WORK INSTRUCTION: A single number is the answer: the count of lines below that contain "schmertzen".

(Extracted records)
*** Block opens ***
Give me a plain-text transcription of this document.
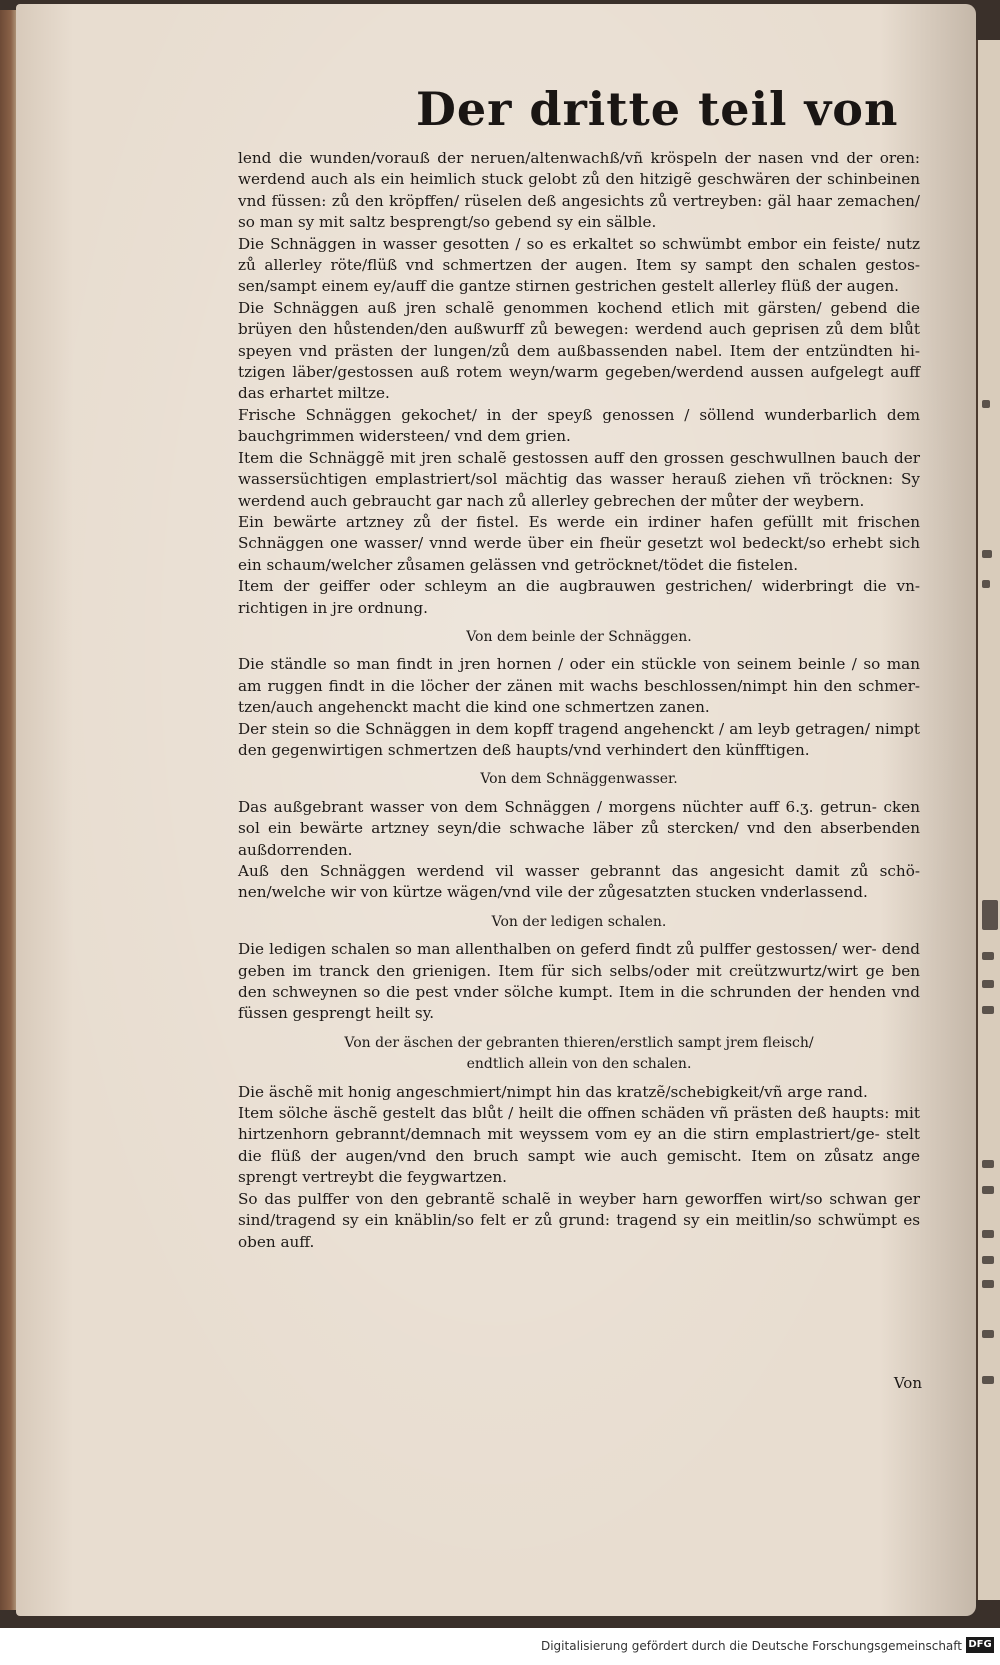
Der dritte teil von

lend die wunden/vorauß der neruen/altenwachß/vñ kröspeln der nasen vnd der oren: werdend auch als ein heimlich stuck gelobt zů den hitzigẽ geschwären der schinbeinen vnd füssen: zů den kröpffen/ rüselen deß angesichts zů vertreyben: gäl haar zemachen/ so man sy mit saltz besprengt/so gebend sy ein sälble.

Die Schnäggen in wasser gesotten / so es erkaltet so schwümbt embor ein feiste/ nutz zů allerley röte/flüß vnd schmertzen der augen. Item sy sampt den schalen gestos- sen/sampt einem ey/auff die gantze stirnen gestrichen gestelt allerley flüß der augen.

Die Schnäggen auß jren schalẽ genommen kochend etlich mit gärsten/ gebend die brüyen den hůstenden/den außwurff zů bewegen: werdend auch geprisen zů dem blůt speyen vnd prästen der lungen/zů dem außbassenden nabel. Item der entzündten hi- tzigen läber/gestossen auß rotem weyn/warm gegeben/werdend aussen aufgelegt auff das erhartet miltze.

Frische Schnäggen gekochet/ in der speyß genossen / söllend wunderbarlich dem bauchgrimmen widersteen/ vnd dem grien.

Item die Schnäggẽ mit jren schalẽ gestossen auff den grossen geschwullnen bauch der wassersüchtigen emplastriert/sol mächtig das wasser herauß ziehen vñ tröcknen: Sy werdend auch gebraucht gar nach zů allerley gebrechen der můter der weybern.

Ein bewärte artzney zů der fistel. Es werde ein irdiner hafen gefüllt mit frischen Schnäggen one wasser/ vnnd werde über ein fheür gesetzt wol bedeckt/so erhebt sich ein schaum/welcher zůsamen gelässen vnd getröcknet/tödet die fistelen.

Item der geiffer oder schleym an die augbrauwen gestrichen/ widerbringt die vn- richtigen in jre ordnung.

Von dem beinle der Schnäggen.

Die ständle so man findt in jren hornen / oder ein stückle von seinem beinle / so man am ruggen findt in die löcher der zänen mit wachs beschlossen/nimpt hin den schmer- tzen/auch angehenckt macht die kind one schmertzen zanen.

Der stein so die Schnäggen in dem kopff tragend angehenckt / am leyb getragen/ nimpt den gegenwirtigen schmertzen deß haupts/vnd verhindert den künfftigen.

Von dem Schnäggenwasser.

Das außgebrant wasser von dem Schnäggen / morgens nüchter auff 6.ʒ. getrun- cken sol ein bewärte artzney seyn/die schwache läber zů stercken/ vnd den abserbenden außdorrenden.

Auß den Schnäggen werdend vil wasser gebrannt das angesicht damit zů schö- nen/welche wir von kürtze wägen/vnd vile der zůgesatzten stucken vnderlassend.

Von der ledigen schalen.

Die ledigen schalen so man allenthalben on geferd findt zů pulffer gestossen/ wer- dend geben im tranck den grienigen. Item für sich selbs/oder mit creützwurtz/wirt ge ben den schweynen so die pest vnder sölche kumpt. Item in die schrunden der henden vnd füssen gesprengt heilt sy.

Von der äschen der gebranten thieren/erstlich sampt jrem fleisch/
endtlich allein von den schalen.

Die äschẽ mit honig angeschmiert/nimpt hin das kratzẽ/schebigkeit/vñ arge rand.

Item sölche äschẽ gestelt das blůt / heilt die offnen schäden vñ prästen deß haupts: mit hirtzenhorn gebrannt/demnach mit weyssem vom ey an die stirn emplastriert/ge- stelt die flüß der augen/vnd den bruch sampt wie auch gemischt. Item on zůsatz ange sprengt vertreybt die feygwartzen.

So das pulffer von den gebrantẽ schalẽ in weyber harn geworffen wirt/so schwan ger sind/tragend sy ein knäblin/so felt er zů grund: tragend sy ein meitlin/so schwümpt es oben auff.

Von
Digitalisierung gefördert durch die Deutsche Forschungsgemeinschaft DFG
*** Block closes ***
*** Block opens ***
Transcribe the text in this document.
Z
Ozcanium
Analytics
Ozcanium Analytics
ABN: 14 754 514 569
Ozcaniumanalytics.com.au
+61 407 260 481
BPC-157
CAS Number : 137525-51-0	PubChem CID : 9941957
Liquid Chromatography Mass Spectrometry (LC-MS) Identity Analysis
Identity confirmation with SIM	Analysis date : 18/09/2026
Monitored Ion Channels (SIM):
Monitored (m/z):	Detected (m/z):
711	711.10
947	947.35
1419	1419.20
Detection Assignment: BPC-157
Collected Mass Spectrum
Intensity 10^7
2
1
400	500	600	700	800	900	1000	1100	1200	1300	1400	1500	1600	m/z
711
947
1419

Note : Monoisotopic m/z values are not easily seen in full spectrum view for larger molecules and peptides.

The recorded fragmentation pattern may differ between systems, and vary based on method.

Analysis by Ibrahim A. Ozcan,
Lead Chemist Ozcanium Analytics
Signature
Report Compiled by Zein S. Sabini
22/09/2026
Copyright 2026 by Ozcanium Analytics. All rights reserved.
*** Block closes ***
RESULT OF THIS EXERCISE: 3